■ **WHAT YOU NEED TO DO**
Count how many lines hold the string "slice". Answer with that number and nothing more.

--- Start of ITEMS ---

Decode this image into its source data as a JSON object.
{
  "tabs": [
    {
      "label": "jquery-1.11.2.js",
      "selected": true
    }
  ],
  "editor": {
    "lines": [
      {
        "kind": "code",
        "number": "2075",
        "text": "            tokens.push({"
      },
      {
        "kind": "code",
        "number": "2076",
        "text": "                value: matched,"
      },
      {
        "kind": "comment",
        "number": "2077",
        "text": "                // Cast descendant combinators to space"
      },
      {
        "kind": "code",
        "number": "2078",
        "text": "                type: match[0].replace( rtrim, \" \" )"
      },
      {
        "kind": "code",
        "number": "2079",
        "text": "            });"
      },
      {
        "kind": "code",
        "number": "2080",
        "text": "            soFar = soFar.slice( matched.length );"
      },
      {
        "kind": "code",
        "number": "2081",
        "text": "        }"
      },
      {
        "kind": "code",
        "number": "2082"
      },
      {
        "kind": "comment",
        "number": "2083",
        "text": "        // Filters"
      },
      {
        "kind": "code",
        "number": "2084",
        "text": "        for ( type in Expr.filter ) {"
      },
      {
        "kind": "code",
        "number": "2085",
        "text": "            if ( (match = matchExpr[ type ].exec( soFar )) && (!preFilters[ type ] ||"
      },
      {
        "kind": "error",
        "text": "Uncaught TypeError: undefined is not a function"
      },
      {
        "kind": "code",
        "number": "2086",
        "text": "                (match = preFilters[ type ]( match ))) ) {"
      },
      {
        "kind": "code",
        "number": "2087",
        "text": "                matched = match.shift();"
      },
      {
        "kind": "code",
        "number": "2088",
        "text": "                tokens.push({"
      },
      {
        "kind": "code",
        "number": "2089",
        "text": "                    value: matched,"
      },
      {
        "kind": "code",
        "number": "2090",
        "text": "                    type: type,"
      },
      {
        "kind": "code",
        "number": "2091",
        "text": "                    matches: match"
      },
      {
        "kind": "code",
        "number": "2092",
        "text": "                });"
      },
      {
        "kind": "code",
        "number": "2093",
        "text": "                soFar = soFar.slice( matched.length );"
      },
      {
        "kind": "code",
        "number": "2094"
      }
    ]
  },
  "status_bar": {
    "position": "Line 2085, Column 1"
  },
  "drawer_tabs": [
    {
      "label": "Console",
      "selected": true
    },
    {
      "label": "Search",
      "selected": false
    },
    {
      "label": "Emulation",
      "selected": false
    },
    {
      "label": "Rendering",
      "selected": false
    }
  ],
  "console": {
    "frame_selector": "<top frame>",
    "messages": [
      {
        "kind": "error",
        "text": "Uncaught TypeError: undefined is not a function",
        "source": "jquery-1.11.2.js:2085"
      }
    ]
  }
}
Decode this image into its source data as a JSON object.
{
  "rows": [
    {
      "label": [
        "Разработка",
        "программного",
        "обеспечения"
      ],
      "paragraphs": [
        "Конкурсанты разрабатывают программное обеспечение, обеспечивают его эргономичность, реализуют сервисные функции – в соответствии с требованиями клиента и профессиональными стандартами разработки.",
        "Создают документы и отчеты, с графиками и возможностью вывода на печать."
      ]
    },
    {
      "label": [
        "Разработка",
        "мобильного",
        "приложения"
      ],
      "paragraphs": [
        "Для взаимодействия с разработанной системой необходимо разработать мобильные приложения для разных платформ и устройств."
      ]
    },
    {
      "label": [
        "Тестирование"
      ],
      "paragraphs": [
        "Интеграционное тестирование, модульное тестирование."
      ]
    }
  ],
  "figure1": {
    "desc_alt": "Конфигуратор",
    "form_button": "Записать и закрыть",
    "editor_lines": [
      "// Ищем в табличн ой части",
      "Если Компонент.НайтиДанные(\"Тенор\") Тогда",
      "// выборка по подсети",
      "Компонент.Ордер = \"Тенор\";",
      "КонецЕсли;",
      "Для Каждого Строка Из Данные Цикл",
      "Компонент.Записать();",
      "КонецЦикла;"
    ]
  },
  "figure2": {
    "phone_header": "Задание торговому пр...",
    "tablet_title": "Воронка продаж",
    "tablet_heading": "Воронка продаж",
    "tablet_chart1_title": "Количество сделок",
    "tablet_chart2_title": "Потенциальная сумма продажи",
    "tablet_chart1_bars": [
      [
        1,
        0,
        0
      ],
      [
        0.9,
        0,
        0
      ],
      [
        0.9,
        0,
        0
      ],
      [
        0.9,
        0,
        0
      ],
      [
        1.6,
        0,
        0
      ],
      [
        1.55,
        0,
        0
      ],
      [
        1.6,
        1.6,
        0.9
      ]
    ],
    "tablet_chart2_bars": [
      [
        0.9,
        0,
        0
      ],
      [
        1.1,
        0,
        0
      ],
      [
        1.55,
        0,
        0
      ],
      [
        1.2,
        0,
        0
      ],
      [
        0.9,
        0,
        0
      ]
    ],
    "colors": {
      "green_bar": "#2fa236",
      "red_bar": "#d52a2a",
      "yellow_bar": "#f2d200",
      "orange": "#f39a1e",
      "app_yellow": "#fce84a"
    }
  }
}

--- End of ITEMS ---

■ **SOLUTION FOR THIS EXERCISE**
2